[도전 과제] 아래 목록의 모든 줄을 빠짐없이 추출하여 한 글자도 바꾸지 말고 그대로 옮겨 적으세요.
☆ ☆ ☆ ☆
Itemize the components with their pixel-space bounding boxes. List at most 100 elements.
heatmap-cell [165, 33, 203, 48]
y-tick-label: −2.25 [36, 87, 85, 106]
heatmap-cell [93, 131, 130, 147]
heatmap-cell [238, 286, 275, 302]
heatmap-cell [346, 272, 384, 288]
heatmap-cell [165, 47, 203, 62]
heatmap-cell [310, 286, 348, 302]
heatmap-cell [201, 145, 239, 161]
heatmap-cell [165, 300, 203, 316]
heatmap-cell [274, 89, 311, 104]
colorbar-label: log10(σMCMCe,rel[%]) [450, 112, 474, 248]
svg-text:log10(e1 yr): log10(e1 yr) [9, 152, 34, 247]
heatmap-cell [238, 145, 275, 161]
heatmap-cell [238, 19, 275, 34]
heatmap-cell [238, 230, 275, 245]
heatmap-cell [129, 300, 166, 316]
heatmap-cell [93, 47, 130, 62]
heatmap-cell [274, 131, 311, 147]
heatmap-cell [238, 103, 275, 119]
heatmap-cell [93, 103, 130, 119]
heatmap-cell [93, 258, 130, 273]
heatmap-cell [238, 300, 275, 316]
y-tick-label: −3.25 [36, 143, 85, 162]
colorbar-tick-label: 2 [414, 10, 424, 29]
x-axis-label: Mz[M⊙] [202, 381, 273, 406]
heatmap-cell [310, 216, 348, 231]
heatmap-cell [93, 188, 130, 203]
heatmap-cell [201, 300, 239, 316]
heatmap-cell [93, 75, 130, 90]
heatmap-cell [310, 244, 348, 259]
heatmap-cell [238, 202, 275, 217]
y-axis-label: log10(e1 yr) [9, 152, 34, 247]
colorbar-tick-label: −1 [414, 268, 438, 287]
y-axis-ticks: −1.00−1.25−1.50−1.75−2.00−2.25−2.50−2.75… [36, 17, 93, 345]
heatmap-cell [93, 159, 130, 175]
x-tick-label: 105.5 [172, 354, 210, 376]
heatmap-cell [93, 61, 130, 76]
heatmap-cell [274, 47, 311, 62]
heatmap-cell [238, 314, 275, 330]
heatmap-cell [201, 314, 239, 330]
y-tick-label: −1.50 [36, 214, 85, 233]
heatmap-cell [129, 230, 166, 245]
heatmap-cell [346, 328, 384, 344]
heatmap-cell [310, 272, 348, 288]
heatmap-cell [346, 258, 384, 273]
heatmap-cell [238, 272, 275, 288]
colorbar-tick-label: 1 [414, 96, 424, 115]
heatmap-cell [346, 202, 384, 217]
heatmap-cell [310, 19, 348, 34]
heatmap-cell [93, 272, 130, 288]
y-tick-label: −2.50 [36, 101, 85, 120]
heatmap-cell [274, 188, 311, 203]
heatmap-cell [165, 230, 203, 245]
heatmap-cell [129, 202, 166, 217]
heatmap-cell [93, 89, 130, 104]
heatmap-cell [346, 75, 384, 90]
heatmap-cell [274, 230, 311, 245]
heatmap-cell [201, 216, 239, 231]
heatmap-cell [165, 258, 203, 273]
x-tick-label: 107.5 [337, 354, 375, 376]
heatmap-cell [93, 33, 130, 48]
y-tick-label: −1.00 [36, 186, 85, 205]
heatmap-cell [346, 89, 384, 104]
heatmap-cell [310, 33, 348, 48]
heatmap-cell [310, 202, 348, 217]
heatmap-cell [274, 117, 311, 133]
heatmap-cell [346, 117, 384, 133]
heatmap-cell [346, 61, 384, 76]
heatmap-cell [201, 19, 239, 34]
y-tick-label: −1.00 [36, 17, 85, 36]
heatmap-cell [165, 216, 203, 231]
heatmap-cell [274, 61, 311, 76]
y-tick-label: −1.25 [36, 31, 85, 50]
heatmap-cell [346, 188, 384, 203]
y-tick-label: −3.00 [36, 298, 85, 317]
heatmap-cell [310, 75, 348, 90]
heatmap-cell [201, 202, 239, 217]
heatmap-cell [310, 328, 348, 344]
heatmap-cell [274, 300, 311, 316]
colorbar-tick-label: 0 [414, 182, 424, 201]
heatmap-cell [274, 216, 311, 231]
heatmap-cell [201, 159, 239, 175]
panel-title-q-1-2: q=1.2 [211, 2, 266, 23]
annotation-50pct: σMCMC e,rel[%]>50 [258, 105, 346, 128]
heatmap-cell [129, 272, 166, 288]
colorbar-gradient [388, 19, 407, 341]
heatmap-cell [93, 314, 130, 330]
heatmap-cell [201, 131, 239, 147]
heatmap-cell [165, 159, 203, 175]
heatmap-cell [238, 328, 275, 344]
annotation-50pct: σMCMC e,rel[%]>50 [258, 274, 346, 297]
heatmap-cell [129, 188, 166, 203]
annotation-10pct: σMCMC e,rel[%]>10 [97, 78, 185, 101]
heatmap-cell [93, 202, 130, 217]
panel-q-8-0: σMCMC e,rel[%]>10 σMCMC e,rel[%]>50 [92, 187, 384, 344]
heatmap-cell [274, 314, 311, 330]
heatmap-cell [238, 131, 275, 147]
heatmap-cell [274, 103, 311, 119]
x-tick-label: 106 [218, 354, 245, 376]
☆ ☆ ☆ ☆
[과제 결과]
Itemize the components with their pixel-space bounding boxes. List at most 100 elements.
heatmap-cell [165, 33, 203, 48]
y-tick-label: −2.25 [36, 87, 85, 106]
heatmap-cell [93, 131, 130, 147]
heatmap-cell [238, 286, 275, 302]
heatmap-cell [346, 272, 384, 288]
heatmap-cell [165, 47, 203, 62]
heatmap-cell [310, 286, 348, 302]
heatmap-cell [201, 145, 239, 161]
heatmap-cell [165, 300, 203, 316]
heatmap-cell [274, 89, 311, 104]
colorbar-label: log10(σMCMCe,rel[%]) [450, 112, 474, 248]
svg-text:log10(e1 yr): log10(e1 yr) [9, 152, 34, 247]
heatmap-cell [238, 145, 275, 161]
heatmap-cell [238, 19, 275, 34]
heatmap-cell [238, 230, 275, 245]
heatmap-cell [129, 300, 166, 316]
heatmap-cell [93, 47, 130, 62]
heatmap-cell [274, 131, 311, 147]
heatmap-cell [238, 103, 275, 119]
heatmap-cell [93, 103, 130, 119]
heatmap-cell [93, 258, 130, 273]
heatmap-cell [238, 300, 275, 316]
y-tick-label: −3.25 [36, 143, 85, 162]
colorbar-tick-label: 2 [414, 10, 424, 29]
x-axis-label: Mz[M⊙] [202, 381, 273, 406]
heatmap-cell [310, 216, 348, 231]
heatmap-cell [93, 188, 130, 203]
heatmap-cell [201, 300, 239, 316]
heatmap-cell [93, 75, 130, 90]
heatmap-cell [310, 244, 348, 259]
heatmap-cell [238, 202, 275, 217]
y-axis-label: log10(e1 yr) [9, 152, 34, 247]
colorbar-tick-label: −1 [414, 268, 438, 287]
y-axis-ticks: −1.00−1.25−1.50−1.75−2.00−2.25−2.50−2.75… [36, 17, 93, 345]
heatmap-cell [93, 159, 130, 175]
x-tick-label: 105.5 [172, 354, 210, 376]
heatmap-cell [93, 61, 130, 76]
heatmap-cell [274, 47, 311, 62]
heatmap-cell [238, 314, 275, 330]
heatmap-cell [201, 314, 239, 330]
y-tick-label: −1.50 [36, 214, 85, 233]
heatmap-cell [129, 230, 166, 245]
heatmap-cell [346, 328, 384, 344]
heatmap-cell [310, 272, 348, 288]
heatmap-cell [346, 258, 384, 273]
heatmap-cell [238, 272, 275, 288]
colorbar-tick-label: 1 [414, 96, 424, 115]
heatmap-cell [346, 202, 384, 217]
heatmap-cell [310, 19, 348, 34]
heatmap-cell [93, 272, 130, 288]
y-tick-label: −2.50 [36, 101, 85, 120]
heatmap-cell [274, 188, 311, 203]
heatmap-cell [165, 230, 203, 245]
heatmap-cell [129, 202, 166, 217]
heatmap-cell [93, 89, 130, 104]
heatmap-cell [346, 75, 384, 90]
heatmap-cell [274, 230, 311, 245]
heatmap-cell [201, 216, 239, 231]
heatmap-cell [165, 258, 203, 273]
x-tick-label: 107.5 [337, 354, 375, 376]
heatmap-cell [93, 33, 130, 48]
y-tick-label: −1.00 [36, 186, 85, 205]
heatmap-cell [346, 89, 384, 104]
heatmap-cell [310, 33, 348, 48]
heatmap-cell [310, 202, 348, 217]
heatmap-cell [274, 117, 311, 133]
heatmap-cell [346, 117, 384, 133]
heatmap-cell [346, 61, 384, 76]
heatmap-cell [201, 19, 239, 34]
y-tick-label: −1.00 [36, 17, 85, 36]
heatmap-cell [165, 216, 203, 231]
heatmap-cell [274, 61, 311, 76]
y-tick-label: −1.25 [36, 31, 85, 50]
heatmap-cell [346, 188, 384, 203]
y-tick-label: −3.00 [36, 298, 85, 317]
heatmap-cell [310, 75, 348, 90]
heatmap-cell [201, 202, 239, 217]
heatmap-cell [310, 328, 348, 344]
heatmap-cell [274, 300, 311, 316]
colorbar-tick-label: 0 [414, 182, 424, 201]
heatmap-cell [274, 216, 311, 231]
heatmap-cell [201, 159, 239, 175]
panel-title-q-1-2: q=1.2 [211, 2, 266, 23]
annotation-50pct: σMCMC e,rel[%]>50 [258, 105, 346, 128]
heatmap-cell [129, 272, 166, 288]
colorbar-gradient [388, 19, 407, 341]
heatmap-cell [93, 314, 130, 330]
heatmap-cell [201, 131, 239, 147]
heatmap-cell [165, 159, 203, 175]
heatmap-cell [238, 328, 275, 344]
annotation-50pct: σMCMC e,rel[%]>50 [258, 274, 346, 297]
heatmap-cell [129, 188, 166, 203]
annotation-10pct: σMCMC e,rel[%]>10 [97, 78, 185, 101]
heatmap-cell [93, 202, 130, 217]
panel-q-8-0: σMCMC e,rel[%]>10 σMCMC e,rel[%]>50 [92, 187, 384, 344]
heatmap-cell [274, 314, 311, 330]
heatmap-cell [238, 131, 275, 147]
heatmap-cell [274, 103, 311, 119]
x-tick-label: 106 [218, 354, 245, 376]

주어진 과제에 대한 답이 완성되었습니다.